Make an exact copy of the lines, leaving the pictures out.

[Records excerpted from a collection]
==============================

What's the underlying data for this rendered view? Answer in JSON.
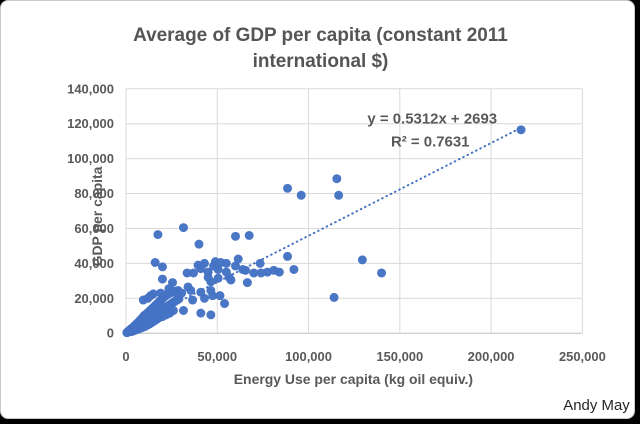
{
  "watermark": "Andy May",
  "colors": {
    "point": "#4472C4",
    "trendline": "#4472C4",
    "grid": "#D9D9D9",
    "axis_line": "#BFBFBF",
    "text": "#595959"
  },
  "chart_data": {
    "type": "scatter",
    "title": "Average of GDP per capita  (constant 2011 international $)",
    "title_lines": [
      "Average of GDP per capita  (constant 2011",
      "international $)"
    ],
    "xlabel": "Energy Use per capita (kg oil equiv.)",
    "ylabel": "GDP per capita",
    "xlim": [
      0,
      250000
    ],
    "ylim": [
      0,
      140000
    ],
    "x_ticks": [
      0,
      50000,
      100000,
      150000,
      200000,
      250000
    ],
    "x_tick_labels": [
      "0",
      "50,000",
      "100,000",
      "150,000",
      "200,000",
      "250,000"
    ],
    "y_ticks": [
      0,
      20000,
      40000,
      60000,
      80000,
      100000,
      120000,
      140000
    ],
    "y_tick_labels": [
      "0",
      "20,000",
      "40,000",
      "60,000",
      "80,000",
      "100,000",
      "120,000",
      "140,000"
    ],
    "grid": true,
    "legend": "none",
    "trendline": {
      "equation": "y = 0.5312x + 2693",
      "r_squared": "R² = 0.7631",
      "slope": 0.5312,
      "intercept": 2693,
      "x_start": 0,
      "x_end": 216400,
      "style": "dotted"
    },
    "points": [
      [
        500,
        300
      ],
      [
        700,
        500
      ],
      [
        1000,
        600
      ],
      [
        1200,
        1000
      ],
      [
        1500,
        800
      ],
      [
        1700,
        1400
      ],
      [
        2000,
        1000
      ],
      [
        2200,
        1900
      ],
      [
        2500,
        1300
      ],
      [
        2700,
        2300
      ],
      [
        3000,
        1600
      ],
      [
        3200,
        2800
      ],
      [
        3000,
        900
      ],
      [
        3500,
        2000
      ],
      [
        3700,
        3200
      ],
      [
        4000,
        2300
      ],
      [
        4200,
        3700
      ],
      [
        4000,
        1300
      ],
      [
        4500,
        2700
      ],
      [
        4700,
        4200
      ],
      [
        5000,
        3000
      ],
      [
        5200,
        4700
      ],
      [
        5000,
        1700
      ],
      [
        5500,
        3400
      ],
      [
        5700,
        5200
      ],
      [
        6000,
        3700
      ],
      [
        6200,
        5700
      ],
      [
        6000,
        2100
      ],
      [
        6500,
        4100
      ],
      [
        6700,
        6200
      ],
      [
        7000,
        4400
      ],
      [
        7200,
        6700
      ],
      [
        7000,
        2500
      ],
      [
        7500,
        4800
      ],
      [
        7700,
        7300
      ],
      [
        8000,
        5100
      ],
      [
        8200,
        7800
      ],
      [
        8000,
        2900
      ],
      [
        8500,
        5500
      ],
      [
        8700,
        8400
      ],
      [
        9000,
        5800
      ],
      [
        9200,
        9000
      ],
      [
        9000,
        3300
      ],
      [
        9500,
        6200
      ],
      [
        9700,
        9600
      ],
      [
        10000,
        6500
      ],
      [
        10200,
        10300
      ],
      [
        10000,
        3700
      ],
      [
        11000,
        7200
      ],
      [
        11200,
        11000
      ],
      [
        11000,
        4200
      ],
      [
        12000,
        7900
      ],
      [
        12200,
        12000
      ],
      [
        12000,
        4800
      ],
      [
        13000,
        8600
      ],
      [
        13200,
        13000
      ],
      [
        13000,
        5400
      ],
      [
        14000,
        9300
      ],
      [
        14200,
        14000
      ],
      [
        14000,
        6000
      ],
      [
        15000,
        10000
      ],
      [
        15200,
        15000
      ],
      [
        15000,
        6700
      ],
      [
        16000,
        10700
      ],
      [
        16200,
        16000
      ],
      [
        16000,
        7400
      ],
      [
        17000,
        11400
      ],
      [
        17200,
        17000
      ],
      [
        17000,
        8100
      ],
      [
        18000,
        12100
      ],
      [
        18200,
        18000
      ],
      [
        18000,
        8800
      ],
      [
        19000,
        12800
      ],
      [
        19200,
        19000
      ],
      [
        20000,
        13500
      ],
      [
        20200,
        20000
      ],
      [
        20000,
        9500
      ],
      [
        21000,
        14200
      ],
      [
        21200,
        21000
      ],
      [
        22000,
        14900
      ],
      [
        22200,
        21800
      ],
      [
        22000,
        10500
      ],
      [
        23000,
        15600
      ],
      [
        23200,
        22500
      ],
      [
        24000,
        16300
      ],
      [
        24200,
        23000
      ],
      [
        24000,
        11500
      ],
      [
        25000,
        17000
      ],
      [
        25500,
        23500
      ],
      [
        26000,
        17700
      ],
      [
        26500,
        24000
      ],
      [
        26000,
        13000
      ],
      [
        27000,
        18400
      ],
      [
        28000,
        19000
      ],
      [
        28500,
        24500
      ],
      [
        29000,
        19700
      ],
      [
        9500,
        19000
      ],
      [
        12000,
        20000
      ],
      [
        13500,
        21500
      ],
      [
        15000,
        22500
      ],
      [
        19000,
        23000
      ],
      [
        16000,
        40500
      ],
      [
        17500,
        56500
      ],
      [
        20000,
        38000
      ],
      [
        20000,
        31000
      ],
      [
        23500,
        25500
      ],
      [
        25500,
        29000
      ],
      [
        26000,
        23500
      ],
      [
        30500,
        23000
      ],
      [
        31500,
        13000
      ],
      [
        31500,
        60500
      ],
      [
        33500,
        34500
      ],
      [
        34000,
        26500
      ],
      [
        35500,
        24500
      ],
      [
        36500,
        19000
      ],
      [
        37000,
        34500
      ],
      [
        39500,
        39000
      ],
      [
        40000,
        51000
      ],
      [
        41000,
        37000
      ],
      [
        41000,
        23500
      ],
      [
        41000,
        11500
      ],
      [
        43000,
        40000
      ],
      [
        43000,
        20000
      ],
      [
        45000,
        35000
      ],
      [
        45000,
        32000
      ],
      [
        46500,
        29500
      ],
      [
        46500,
        24500
      ],
      [
        46500,
        10500
      ],
      [
        47500,
        21500
      ],
      [
        48000,
        38500
      ],
      [
        49000,
        41000
      ],
      [
        50500,
        36500
      ],
      [
        50500,
        31500
      ],
      [
        51500,
        21500
      ],
      [
        52000,
        40500
      ],
      [
        54000,
        17000
      ],
      [
        55000,
        40000
      ],
      [
        55000,
        35000
      ],
      [
        56500,
        32000
      ],
      [
        57500,
        30500
      ],
      [
        60000,
        38500
      ],
      [
        60000,
        55500
      ],
      [
        61500,
        42500
      ],
      [
        64000,
        36500
      ],
      [
        65500,
        36000
      ],
      [
        66500,
        29000
      ],
      [
        67500,
        56000
      ],
      [
        70000,
        34500
      ],
      [
        73500,
        40000
      ],
      [
        74000,
        34500
      ],
      [
        77500,
        35000
      ],
      [
        81000,
        36000
      ],
      [
        84000,
        35000
      ],
      [
        88500,
        83000
      ],
      [
        88500,
        44000
      ],
      [
        92000,
        36500
      ],
      [
        96000,
        79000
      ],
      [
        114000,
        20500
      ],
      [
        115500,
        88500
      ],
      [
        116500,
        79000
      ],
      [
        129500,
        42000
      ],
      [
        140000,
        34500
      ],
      [
        216400,
        116500
      ]
    ]
  }
}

==============================

(Answer to this task):
What's the underlying data for this rendered view? Answer in JSON.
{
  "watermark": "Andy May",
  "colors": {
    "point": "#4472C4",
    "trendline": "#4472C4",
    "grid": "#D9D9D9",
    "axis_line": "#BFBFBF",
    "text": "#595959"
  },
  "chart_data": {
    "type": "scatter",
    "title": "Average of GDP per capita  (constant 2011 international $)",
    "title_lines": [
      "Average of GDP per capita  (constant 2011",
      "international $)"
    ],
    "xlabel": "Energy Use per capita (kg oil equiv.)",
    "ylabel": "GDP per capita",
    "xlim": [
      0,
      250000
    ],
    "ylim": [
      0,
      140000
    ],
    "x_ticks": [
      0,
      50000,
      100000,
      150000,
      200000,
      250000
    ],
    "x_tick_labels": [
      "0",
      "50,000",
      "100,000",
      "150,000",
      "200,000",
      "250,000"
    ],
    "y_ticks": [
      0,
      20000,
      40000,
      60000,
      80000,
      100000,
      120000,
      140000
    ],
    "y_tick_labels": [
      "0",
      "20,000",
      "40,000",
      "60,000",
      "80,000",
      "100,000",
      "120,000",
      "140,000"
    ],
    "grid": true,
    "legend": "none",
    "trendline": {
      "equation": "y = 0.5312x + 2693",
      "r_squared": "R² = 0.7631",
      "slope": 0.5312,
      "intercept": 2693,
      "x_start": 0,
      "x_end": 216400,
      "style": "dotted"
    },
    "points": [
      [
        500,
        300
      ],
      [
        700,
        500
      ],
      [
        1000,
        600
      ],
      [
        1200,
        1000
      ],
      [
        1500,
        800
      ],
      [
        1700,
        1400
      ],
      [
        2000,
        1000
      ],
      [
        2200,
        1900
      ],
      [
        2500,
        1300
      ],
      [
        2700,
        2300
      ],
      [
        3000,
        1600
      ],
      [
        3200,
        2800
      ],
      [
        3000,
        900
      ],
      [
        3500,
        2000
      ],
      [
        3700,
        3200
      ],
      [
        4000,
        2300
      ],
      [
        4200,
        3700
      ],
      [
        4000,
        1300
      ],
      [
        4500,
        2700
      ],
      [
        4700,
        4200
      ],
      [
        5000,
        3000
      ],
      [
        5200,
        4700
      ],
      [
        5000,
        1700
      ],
      [
        5500,
        3400
      ],
      [
        5700,
        5200
      ],
      [
        6000,
        3700
      ],
      [
        6200,
        5700
      ],
      [
        6000,
        2100
      ],
      [
        6500,
        4100
      ],
      [
        6700,
        6200
      ],
      [
        7000,
        4400
      ],
      [
        7200,
        6700
      ],
      [
        7000,
        2500
      ],
      [
        7500,
        4800
      ],
      [
        7700,
        7300
      ],
      [
        8000,
        5100
      ],
      [
        8200,
        7800
      ],
      [
        8000,
        2900
      ],
      [
        8500,
        5500
      ],
      [
        8700,
        8400
      ],
      [
        9000,
        5800
      ],
      [
        9200,
        9000
      ],
      [
        9000,
        3300
      ],
      [
        9500,
        6200
      ],
      [
        9700,
        9600
      ],
      [
        10000,
        6500
      ],
      [
        10200,
        10300
      ],
      [
        10000,
        3700
      ],
      [
        11000,
        7200
      ],
      [
        11200,
        11000
      ],
      [
        11000,
        4200
      ],
      [
        12000,
        7900
      ],
      [
        12200,
        12000
      ],
      [
        12000,
        4800
      ],
      [
        13000,
        8600
      ],
      [
        13200,
        13000
      ],
      [
        13000,
        5400
      ],
      [
        14000,
        9300
      ],
      [
        14200,
        14000
      ],
      [
        14000,
        6000
      ],
      [
        15000,
        10000
      ],
      [
        15200,
        15000
      ],
      [
        15000,
        6700
      ],
      [
        16000,
        10700
      ],
      [
        16200,
        16000
      ],
      [
        16000,
        7400
      ],
      [
        17000,
        11400
      ],
      [
        17200,
        17000
      ],
      [
        17000,
        8100
      ],
      [
        18000,
        12100
      ],
      [
        18200,
        18000
      ],
      [
        18000,
        8800
      ],
      [
        19000,
        12800
      ],
      [
        19200,
        19000
      ],
      [
        20000,
        13500
      ],
      [
        20200,
        20000
      ],
      [
        20000,
        9500
      ],
      [
        21000,
        14200
      ],
      [
        21200,
        21000
      ],
      [
        22000,
        14900
      ],
      [
        22200,
        21800
      ],
      [
        22000,
        10500
      ],
      [
        23000,
        15600
      ],
      [
        23200,
        22500
      ],
      [
        24000,
        16300
      ],
      [
        24200,
        23000
      ],
      [
        24000,
        11500
      ],
      [
        25000,
        17000
      ],
      [
        25500,
        23500
      ],
      [
        26000,
        17700
      ],
      [
        26500,
        24000
      ],
      [
        26000,
        13000
      ],
      [
        27000,
        18400
      ],
      [
        28000,
        19000
      ],
      [
        28500,
        24500
      ],
      [
        29000,
        19700
      ],
      [
        9500,
        19000
      ],
      [
        12000,
        20000
      ],
      [
        13500,
        21500
      ],
      [
        15000,
        22500
      ],
      [
        19000,
        23000
      ],
      [
        16000,
        40500
      ],
      [
        17500,
        56500
      ],
      [
        20000,
        38000
      ],
      [
        20000,
        31000
      ],
      [
        23500,
        25500
      ],
      [
        25500,
        29000
      ],
      [
        26000,
        23500
      ],
      [
        30500,
        23000
      ],
      [
        31500,
        13000
      ],
      [
        31500,
        60500
      ],
      [
        33500,
        34500
      ],
      [
        34000,
        26500
      ],
      [
        35500,
        24500
      ],
      [
        36500,
        19000
      ],
      [
        37000,
        34500
      ],
      [
        39500,
        39000
      ],
      [
        40000,
        51000
      ],
      [
        41000,
        37000
      ],
      [
        41000,
        23500
      ],
      [
        41000,
        11500
      ],
      [
        43000,
        40000
      ],
      [
        43000,
        20000
      ],
      [
        45000,
        35000
      ],
      [
        45000,
        32000
      ],
      [
        46500,
        29500
      ],
      [
        46500,
        24500
      ],
      [
        46500,
        10500
      ],
      [
        47500,
        21500
      ],
      [
        48000,
        38500
      ],
      [
        49000,
        41000
      ],
      [
        50500,
        36500
      ],
      [
        50500,
        31500
      ],
      [
        51500,
        21500
      ],
      [
        52000,
        40500
      ],
      [
        54000,
        17000
      ],
      [
        55000,
        40000
      ],
      [
        55000,
        35000
      ],
      [
        56500,
        32000
      ],
      [
        57500,
        30500
      ],
      [
        60000,
        38500
      ],
      [
        60000,
        55500
      ],
      [
        61500,
        42500
      ],
      [
        64000,
        36500
      ],
      [
        65500,
        36000
      ],
      [
        66500,
        29000
      ],
      [
        67500,
        56000
      ],
      [
        70000,
        34500
      ],
      [
        73500,
        40000
      ],
      [
        74000,
        34500
      ],
      [
        77500,
        35000
      ],
      [
        81000,
        36000
      ],
      [
        84000,
        35000
      ],
      [
        88500,
        83000
      ],
      [
        88500,
        44000
      ],
      [
        92000,
        36500
      ],
      [
        96000,
        79000
      ],
      [
        114000,
        20500
      ],
      [
        115500,
        88500
      ],
      [
        116500,
        79000
      ],
      [
        129500,
        42000
      ],
      [
        140000,
        34500
      ],
      [
        216400,
        116500
      ]
    ]
  }
}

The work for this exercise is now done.